» Hinweise zur Aufgabe: Formatieren Sie sämtliche Zeilen aller folgenden Datensätze als nummerierte Liste und lassen Sie dabei Leerzeilen weg. Die Bilder sind in der Antwort nicht aufzuführen.

» Auszüge der Datensätze:

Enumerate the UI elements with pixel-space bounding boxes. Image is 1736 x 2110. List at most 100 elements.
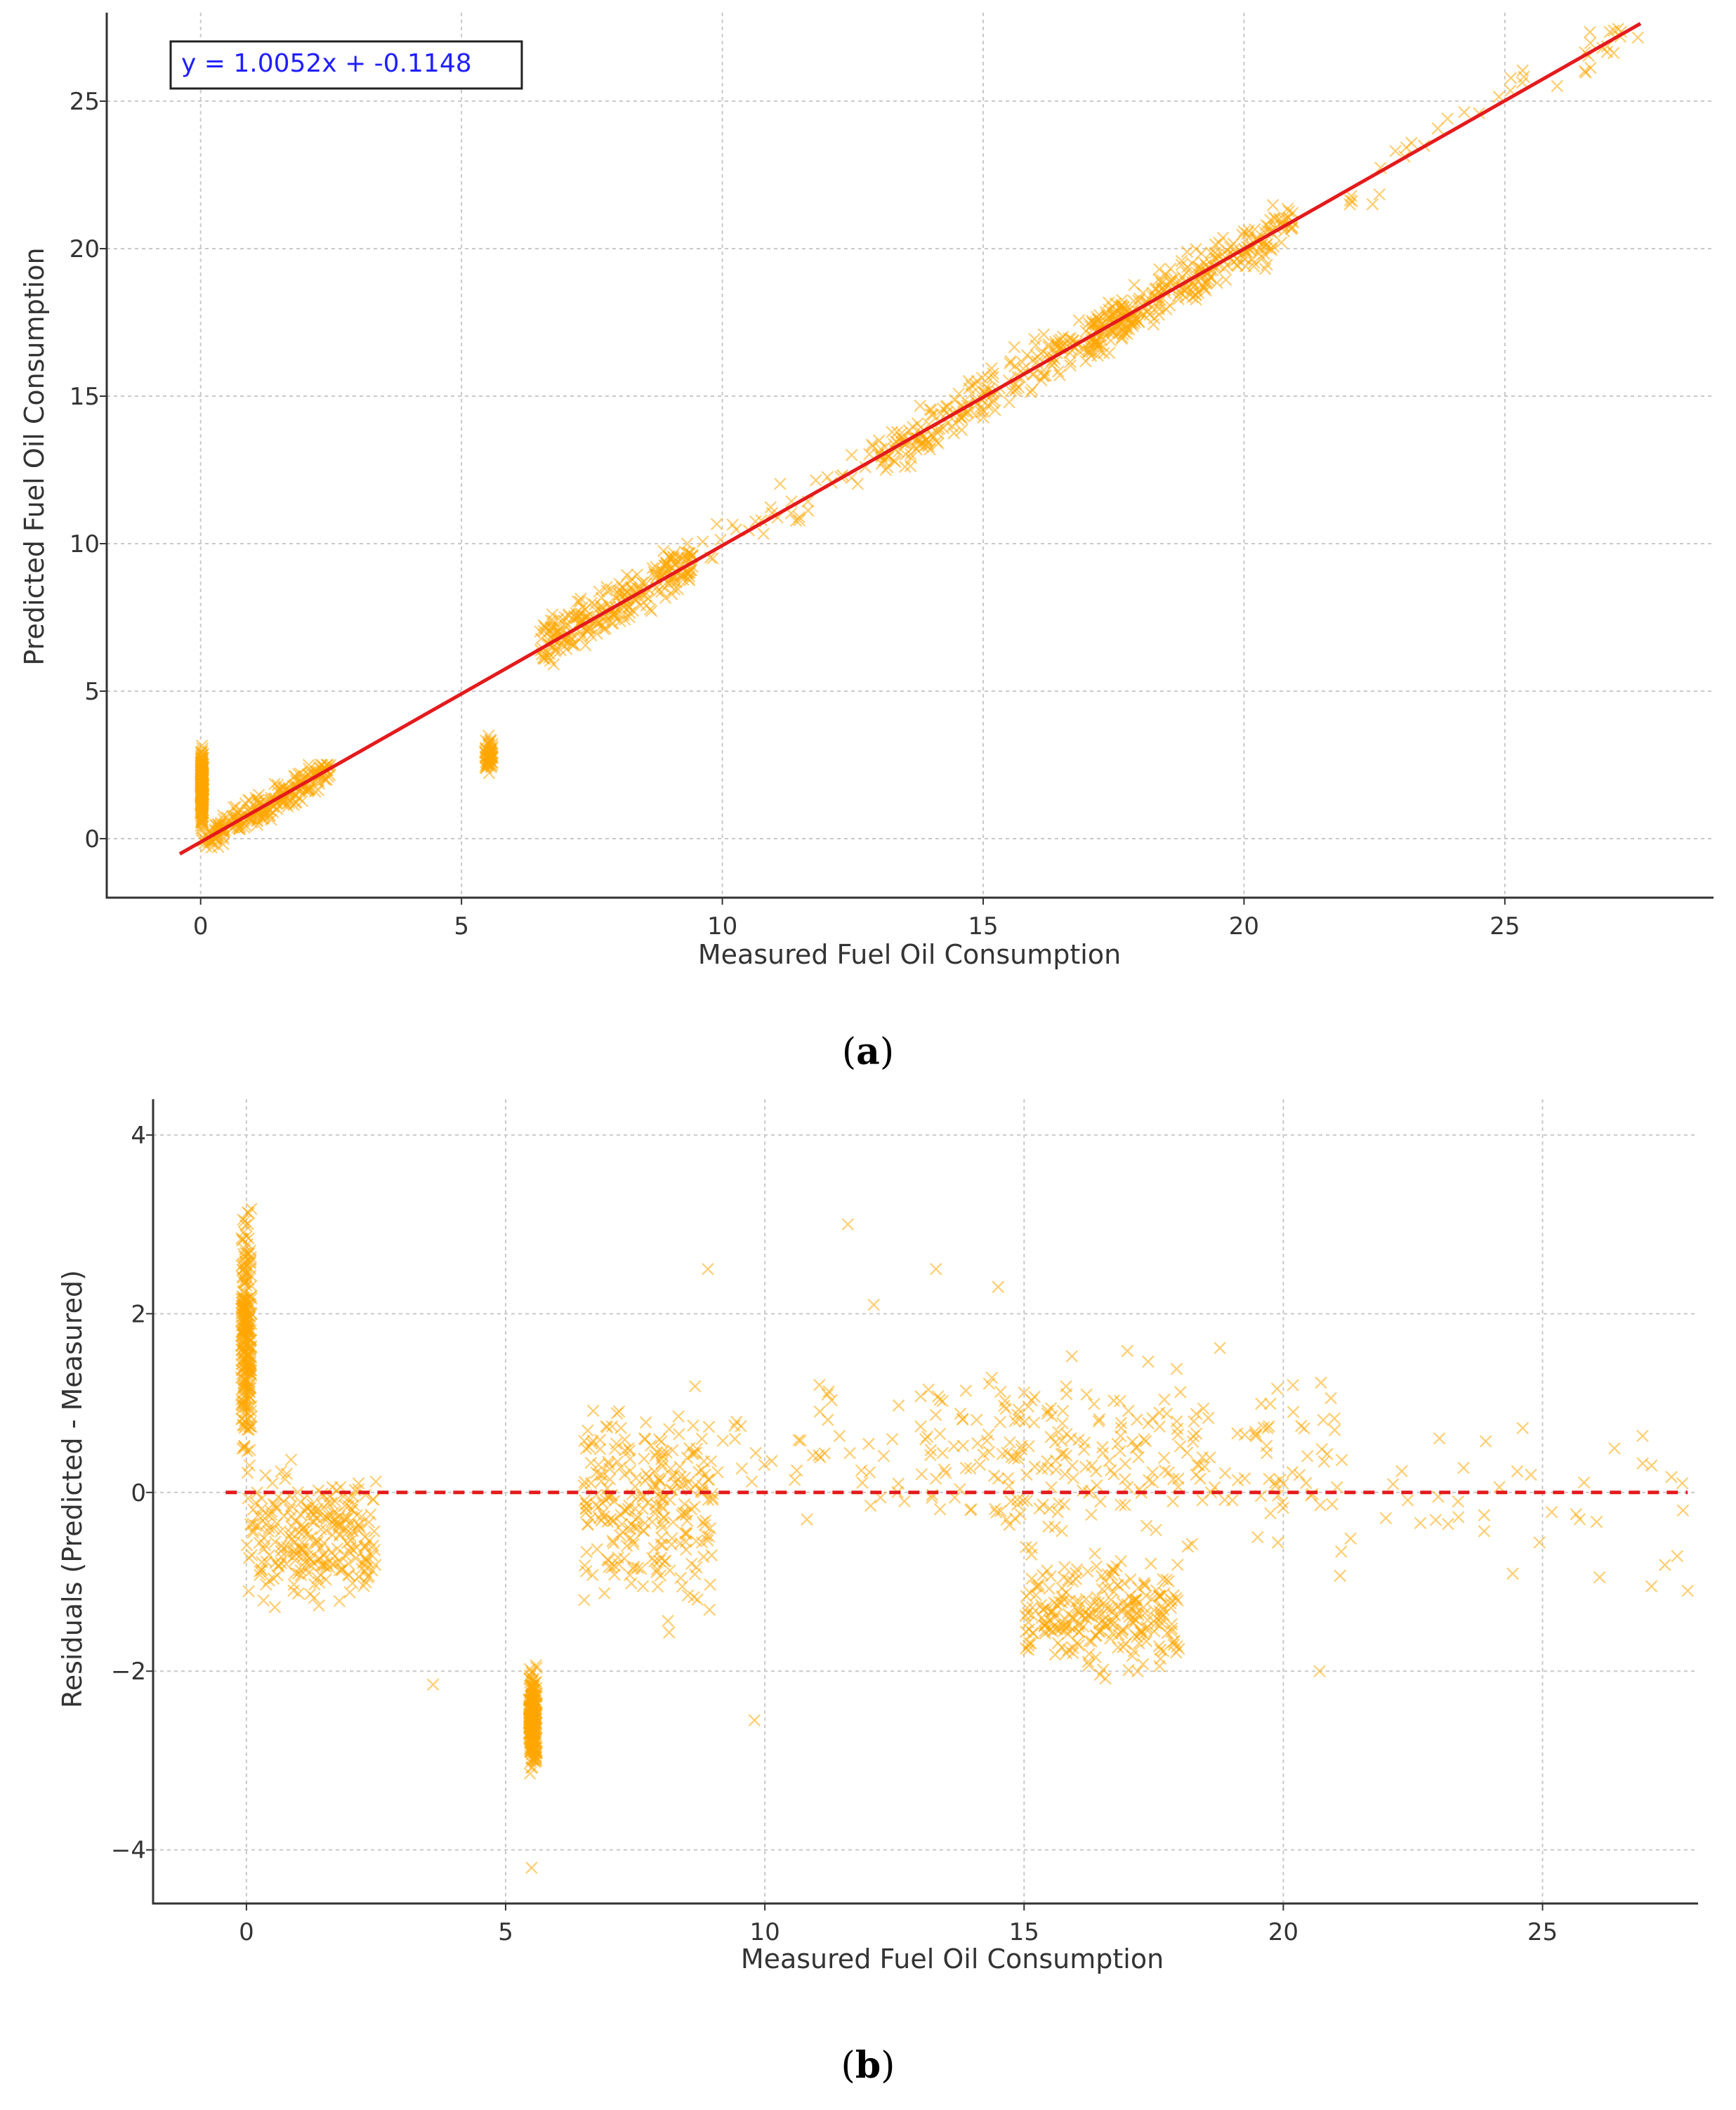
chart-b-point	[1107, 1585, 1120, 1599]
chart-b-y-tick-label: 2	[131, 1300, 146, 1328]
chart-b-point	[325, 1496, 338, 1509]
chart-b-point	[1011, 1498, 1024, 1511]
chart-b-point	[1171, 1594, 1184, 1607]
chart-b-point	[1088, 1397, 1100, 1410]
chart-b-point	[1190, 1427, 1203, 1440]
caption-a-close: )	[880, 1031, 894, 1073]
chart-a-point	[963, 382, 975, 395]
caption-b: (b)	[841, 2044, 895, 2087]
chart-a-point	[926, 408, 940, 421]
chart-a-point	[989, 404, 1001, 417]
chart-b-point	[237, 1361, 250, 1374]
chart-b-point	[704, 1578, 716, 1591]
chart-a-point	[925, 403, 938, 417]
chart-b-point	[655, 1531, 668, 1544]
chart-a-point	[1258, 263, 1272, 275]
chart-b-point	[608, 1443, 621, 1455]
chart-b-point	[246, 1526, 260, 1539]
chart-b-point	[241, 1405, 254, 1419]
chart-b-point	[1314, 1499, 1327, 1512]
chart-b-point	[697, 1455, 711, 1468]
chart-b-point	[1003, 1519, 1016, 1531]
chart-b-point	[1092, 1415, 1105, 1428]
chart-a-point	[1211, 276, 1223, 289]
chart-b-point	[1089, 1465, 1103, 1478]
chart-b-point	[1089, 1547, 1101, 1560]
chart-b-point	[239, 1420, 252, 1432]
chart-b-point	[581, 1518, 594, 1531]
chart-b-point	[296, 1544, 310, 1557]
chart-a-point	[1063, 332, 1075, 345]
chart-b-point	[1264, 1397, 1277, 1410]
chart-a-point	[659, 591, 672, 604]
chart-b-point	[1154, 1644, 1167, 1656]
chart-b-point	[1263, 1472, 1275, 1486]
chart-b-point	[1174, 1386, 1187, 1398]
chart-b-point	[676, 1509, 688, 1521]
chart-b-point	[1577, 1476, 1591, 1489]
chart-b-point	[662, 1614, 674, 1627]
chart-b-point	[284, 1500, 298, 1512]
chart-b-point	[355, 1510, 368, 1523]
chart-b-point	[1022, 1400, 1035, 1413]
chart-b-point	[610, 1407, 624, 1420]
chart-b-point	[1114, 1445, 1126, 1457]
chart-b-point	[343, 1586, 356, 1599]
chart-b-point	[695, 1463, 708, 1476]
chart-b-point	[1085, 1635, 1098, 1648]
chart-b-point	[965, 1502, 978, 1516]
chart-b-point	[1145, 1557, 1157, 1570]
chart-b-point	[843, 1447, 856, 1460]
chart-b-point	[1111, 1437, 1124, 1450]
chart-b-point	[648, 1507, 662, 1520]
chart-b-point	[361, 1555, 374, 1568]
chart-b-point	[679, 1508, 692, 1521]
chart-b-point	[242, 1492, 254, 1505]
chart-b-point	[933, 1427, 947, 1441]
chart-b-point	[1118, 1577, 1131, 1590]
chart-b-point	[1317, 1455, 1331, 1468]
chart-b-point	[1590, 1515, 1603, 1528]
chart-a-point	[290, 796, 303, 808]
chart-a-point	[986, 396, 999, 409]
chart-a-point	[197, 807, 209, 820]
chart-b-point	[277, 1509, 291, 1522]
chart-b-point	[1096, 1614, 1109, 1627]
chart-b-point	[940, 1467, 952, 1479]
chart-b-point	[1041, 1404, 1054, 1417]
chart-b-point	[1160, 1407, 1173, 1420]
chart-b-point	[1197, 1402, 1210, 1415]
chart-b-point	[929, 1472, 942, 1485]
chart-a-point	[968, 409, 982, 422]
chart-b-points	[235, 1203, 1695, 1874]
chart-b-point	[1072, 1620, 1085, 1633]
chart-b-point	[1118, 1473, 1131, 1486]
chart-b-point	[801, 1513, 813, 1526]
chart-b-point	[1094, 1495, 1107, 1508]
chart-a-point	[949, 393, 961, 407]
chart-a-point	[486, 747, 499, 760]
chart-b-point	[1161, 1627, 1173, 1639]
chart-a-fit-line	[178, 22, 1642, 856]
chart-b-point	[1012, 1403, 1025, 1416]
chart-b-point	[1162, 1466, 1175, 1479]
chart-b-point	[334, 1528, 346, 1540]
chart-b-point	[1573, 1513, 1586, 1526]
chart-b-point	[1181, 1446, 1194, 1460]
chart-b-point	[353, 1519, 366, 1532]
chart-b-point	[618, 1433, 631, 1446]
chart-b-point	[1214, 1342, 1226, 1354]
chart-b-point	[1122, 1607, 1134, 1620]
chart-b-point	[359, 1565, 371, 1578]
chart-b-point	[1146, 1412, 1159, 1424]
chart-b-point	[239, 1255, 252, 1268]
chart-b-point	[294, 1568, 308, 1581]
chart-b-point	[1081, 1565, 1094, 1578]
chart-b-point	[1066, 1459, 1079, 1472]
chart-b-point	[263, 1521, 275, 1534]
chart-a-point	[1266, 199, 1280, 211]
chart-a-point	[923, 443, 936, 456]
chart-a-point	[1239, 260, 1252, 273]
chart-a-point	[664, 552, 677, 565]
chart-b-point	[1091, 1479, 1103, 1492]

» Die Antwort:
1. Enumerate the UI elements with pixel-space bounding boxes. Image is 1736 x 2110. List at most 100 elements.
2. chart-b-point	[1107, 1585, 1120, 1599]
3. chart-b-y-tick-label: 2	[131, 1300, 146, 1328]
4. chart-b-point	[325, 1496, 338, 1509]
5. chart-b-point	[1011, 1498, 1024, 1511]
6. chart-b-point	[1171, 1594, 1184, 1607]
7. chart-b-point	[1088, 1397, 1100, 1410]
8. chart-b-point	[1190, 1427, 1203, 1440]
9. caption-a-close: )	[880, 1031, 894, 1073]
10. chart-a-point	[963, 382, 975, 395]
11. caption-b: (b)	[841, 2044, 895, 2087]
12. chart-a-point	[926, 408, 940, 421]
13. chart-a-point	[989, 404, 1001, 417]
14. chart-b-point	[237, 1361, 250, 1374]
15. chart-b-point	[704, 1578, 716, 1591]
16. chart-a-point	[925, 403, 938, 417]
17. chart-b-point	[655, 1531, 668, 1544]
18. chart-a-point	[1258, 263, 1272, 275]
19. chart-b-point	[608, 1443, 621, 1455]
20. chart-b-point	[246, 1526, 260, 1539]
21. chart-b-point	[241, 1405, 254, 1419]
22. chart-b-point	[1314, 1499, 1327, 1512]
23. chart-b-point	[697, 1455, 711, 1468]
24. chart-b-point	[1003, 1519, 1016, 1531]
25. chart-b-point	[1092, 1415, 1105, 1428]
26. chart-a-point	[1211, 276, 1223, 289]
27. chart-b-point	[1089, 1465, 1103, 1478]
28. chart-b-point	[1089, 1547, 1101, 1560]
29. chart-b-point	[239, 1420, 252, 1432]
30. chart-b-point	[581, 1518, 594, 1531]
31. chart-b-point	[296, 1544, 310, 1557]
32. chart-a-point	[1063, 332, 1075, 345]
33. chart-b-point	[1264, 1397, 1277, 1410]
34. chart-a-point	[659, 591, 672, 604]
35. chart-b-point	[1154, 1644, 1167, 1656]
36. chart-b-point	[1263, 1472, 1275, 1486]
37. chart-b-point	[1174, 1386, 1187, 1398]
38. chart-b-point	[676, 1509, 688, 1521]
39. chart-b-point	[1577, 1476, 1591, 1489]
40. chart-b-point	[662, 1614, 674, 1627]
41. chart-b-point	[284, 1500, 298, 1512]
42. chart-b-point	[355, 1510, 368, 1523]
43. chart-b-point	[1022, 1400, 1035, 1413]
44. chart-b-point	[610, 1407, 624, 1420]
45. chart-b-point	[1114, 1445, 1126, 1457]
46. chart-b-point	[343, 1586, 356, 1599]
47. chart-b-point	[695, 1463, 708, 1476]
48. chart-b-point	[1085, 1635, 1098, 1648]
49. chart-b-point	[965, 1502, 978, 1516]
50. chart-b-point	[1145, 1557, 1157, 1570]
51. chart-b-point	[843, 1447, 856, 1460]
52. chart-b-point	[1111, 1437, 1124, 1450]
53. chart-b-point	[648, 1507, 662, 1520]
54. chart-b-point	[361, 1555, 374, 1568]
55. chart-b-point	[679, 1508, 692, 1521]
56. chart-b-point	[242, 1492, 254, 1505]
57. chart-b-point	[933, 1427, 947, 1441]
58. chart-b-point	[1118, 1577, 1131, 1590]
59. chart-b-point	[1317, 1455, 1331, 1468]
60. chart-b-point	[1590, 1515, 1603, 1528]
61. chart-a-point	[290, 796, 303, 808]
62. chart-a-point	[986, 396, 999, 409]
63. chart-a-point	[197, 807, 209, 820]
64. chart-b-point	[277, 1509, 291, 1522]
65. chart-b-point	[1096, 1614, 1109, 1627]
66. chart-b-point	[940, 1467, 952, 1479]
67. chart-b-point	[1041, 1404, 1054, 1417]
68. chart-b-point	[1160, 1407, 1173, 1420]
69. chart-b-point	[1197, 1402, 1210, 1415]
70. chart-b-point	[929, 1472, 942, 1485]
71. chart-a-point	[968, 409, 982, 422]
72. chart-b-points	[235, 1203, 1695, 1874]
73. chart-b-point	[1072, 1620, 1085, 1633]
74. chart-b-point	[1118, 1473, 1131, 1486]
75. chart-b-point	[801, 1513, 813, 1526]
76. chart-b-point	[1094, 1495, 1107, 1508]
77. chart-a-point	[949, 393, 961, 407]
78. chart-a-point	[486, 747, 499, 760]
79. chart-b-point	[1161, 1627, 1173, 1639]
80. chart-a-fit-line	[178, 22, 1642, 856]
81. chart-b-point	[1012, 1403, 1025, 1416]
82. chart-b-point	[1162, 1466, 1175, 1479]
83. chart-b-point	[334, 1528, 346, 1540]
84. chart-b-point	[1573, 1513, 1586, 1526]
85. chart-b-point	[1181, 1446, 1194, 1460]
86. chart-b-point	[353, 1519, 366, 1532]
87. chart-b-point	[618, 1433, 631, 1446]
88. chart-b-point	[1214, 1342, 1226, 1354]
89. chart-b-point	[1122, 1607, 1134, 1620]
90. chart-b-point	[359, 1565, 371, 1578]
91. chart-b-point	[1146, 1412, 1159, 1424]
92. chart-b-point	[239, 1255, 252, 1268]
93. chart-b-point	[294, 1568, 308, 1581]
94. chart-b-point	[1081, 1565, 1094, 1578]
95. chart-b-point	[1066, 1459, 1079, 1472]
96. chart-b-point	[263, 1521, 275, 1534]
97. chart-a-point	[1266, 199, 1280, 211]
98. chart-a-point	[923, 443, 936, 456]
99. chart-a-point	[1239, 260, 1252, 273]
100. chart-a-point	[664, 552, 677, 565]
101. chart-b-point	[1091, 1479, 1103, 1492]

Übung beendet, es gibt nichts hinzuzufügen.